#### EXTRAIT À LIRE:

* * *

Sainte Marie-Madeleine (Carlo Crivelli, 147, Montefiore)

 

*

 

Après les narrations féminines, les professions de foi masculines.

 

« Le soir de ce même jour,

le premier après le Shabbat

toutes portes étaient closes

par crainte des Iehoudim.

Ieschoua vint au milieu de ses disciples. »

 

« Vint » ou « apparut » ?

Quoi qu'il en soit, il est bien là alors que toutes les portes sont closes. Il est là en dépit de la matière et de la raison. Il est là en dépit du réel.

Il change le réel.

Et il montre ses plaies. Car là, il faut bien apporter les « preuves » du truc qu'on peine encore à appeler « résurrection ».

 

résurrection,

 

Là-dessus, Benoît XVI est insurpassable.

* * *

(Listes d'éléments et de leurs cadres)
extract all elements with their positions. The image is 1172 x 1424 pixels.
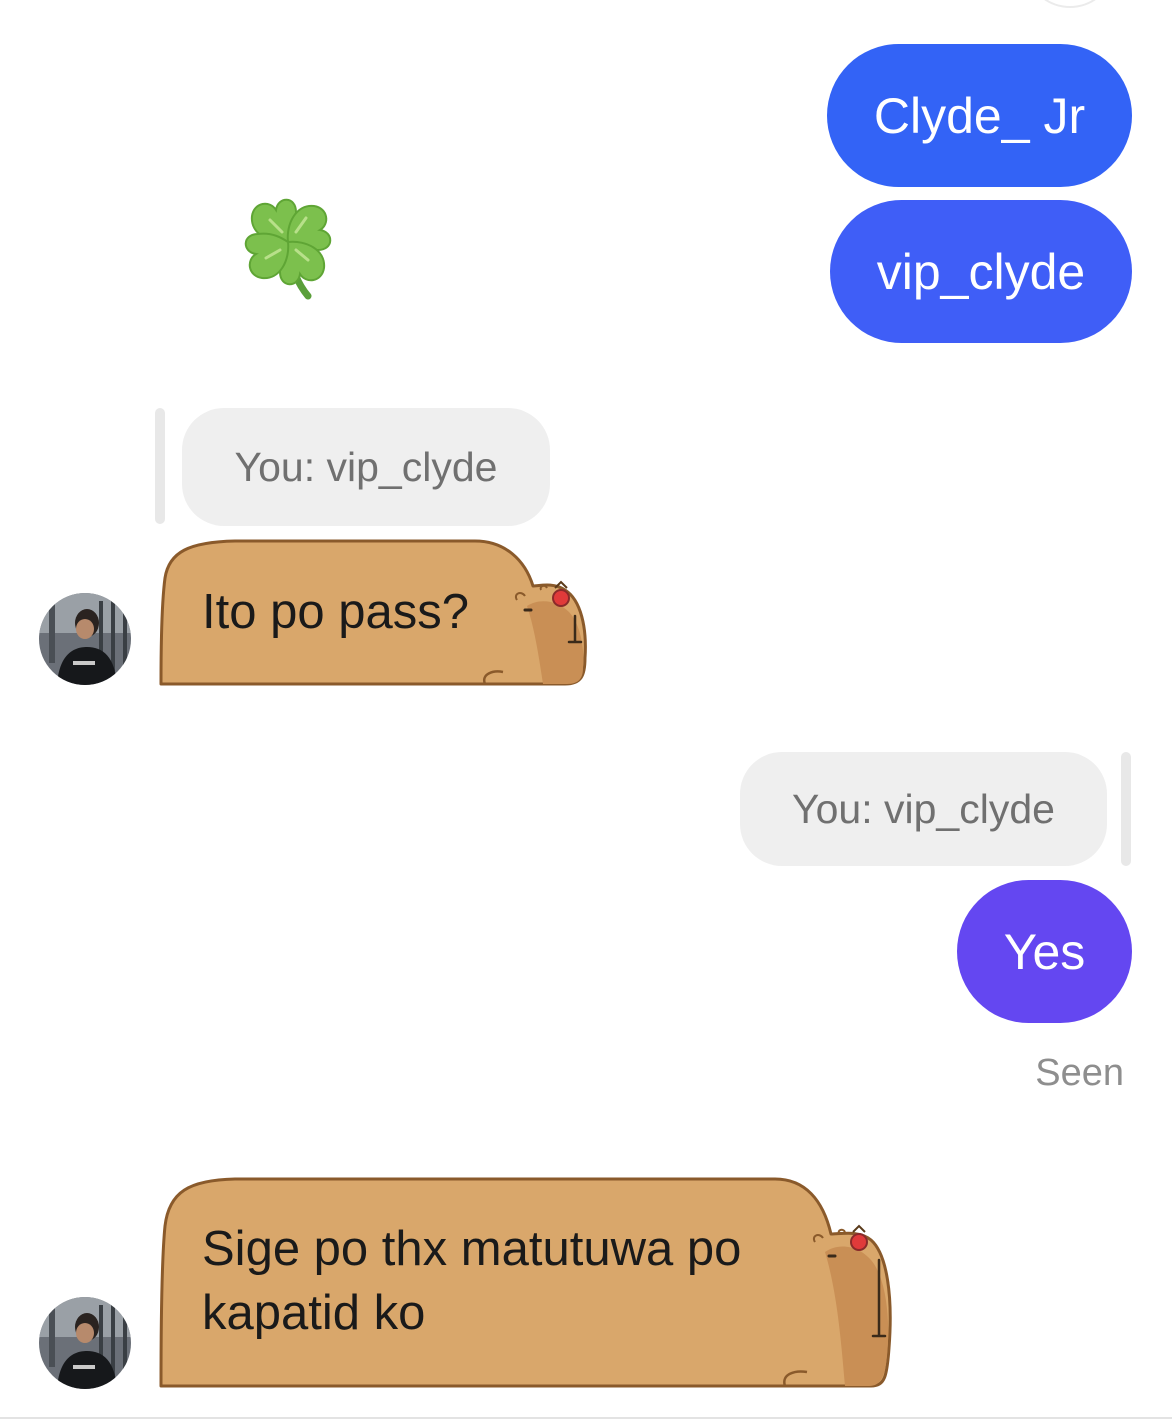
divider: [0, 1417, 1172, 1419]
chat-thread: Clyde_ Jr vip_clyde You: vip_clyde Ito p…: [0, 0, 1172, 1424]
seen-status: Seen: [1035, 1052, 1124, 1094]
reply-preview-text: You: vip_clyde: [234, 443, 498, 490]
avatar[interactable]: [39, 1297, 131, 1389]
message-text: Clyde_ Jr: [873, 87, 1086, 144]
outgoing-message[interactable]: Clyde_ Jr: [827, 44, 1132, 187]
reply-preview-text: You: vip_clyde: [792, 785, 1055, 832]
message-line: kapatid ko: [202, 1286, 426, 1340]
message-text: Sige po thx matutuwa po kapatid ko: [202, 1217, 741, 1345]
replied-message-preview[interactable]: You: vip_clyde: [182, 408, 550, 526]
message-text: Ito po pass?: [202, 585, 469, 639]
avatar[interactable]: [39, 593, 131, 685]
header-avatar-edge[interactable]: [1030, 0, 1110, 8]
outgoing-message[interactable]: vip_clyde: [830, 200, 1132, 343]
replied-message-preview[interactable]: You: vip_clyde: [740, 752, 1107, 866]
reply-indicator-bar: [155, 408, 165, 524]
reply-indicator-bar: [1121, 752, 1131, 866]
outgoing-message[interactable]: Yes: [957, 880, 1132, 1023]
message-text: Yes: [1003, 923, 1086, 980]
message-text: vip_clyde: [876, 243, 1086, 300]
message-line: Sige po thx matutuwa po: [202, 1222, 742, 1276]
four-leaf-clover-icon[interactable]: [240, 192, 336, 302]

* * *

#### CONSIGNE:
Recopiez sans rien modifier le passage de l'extrait à lire qui commence par « le premier après » et se poursuit jusqu'à « dépit du réel. ».

#### RÉPONSE ATTENDUE:
le premier après le Shabbat

toutes portes étaient closes

par crainte des Iehoudim.

Ieschoua vint au milieu de ses disciples. »

 

« Vint » ou « apparut » ?

Quoi qu'il en soit, il est bien là alors que toutes les portes sont closes. Il est là en dépit de la matière et de la raison. Il est là en dépit du réel.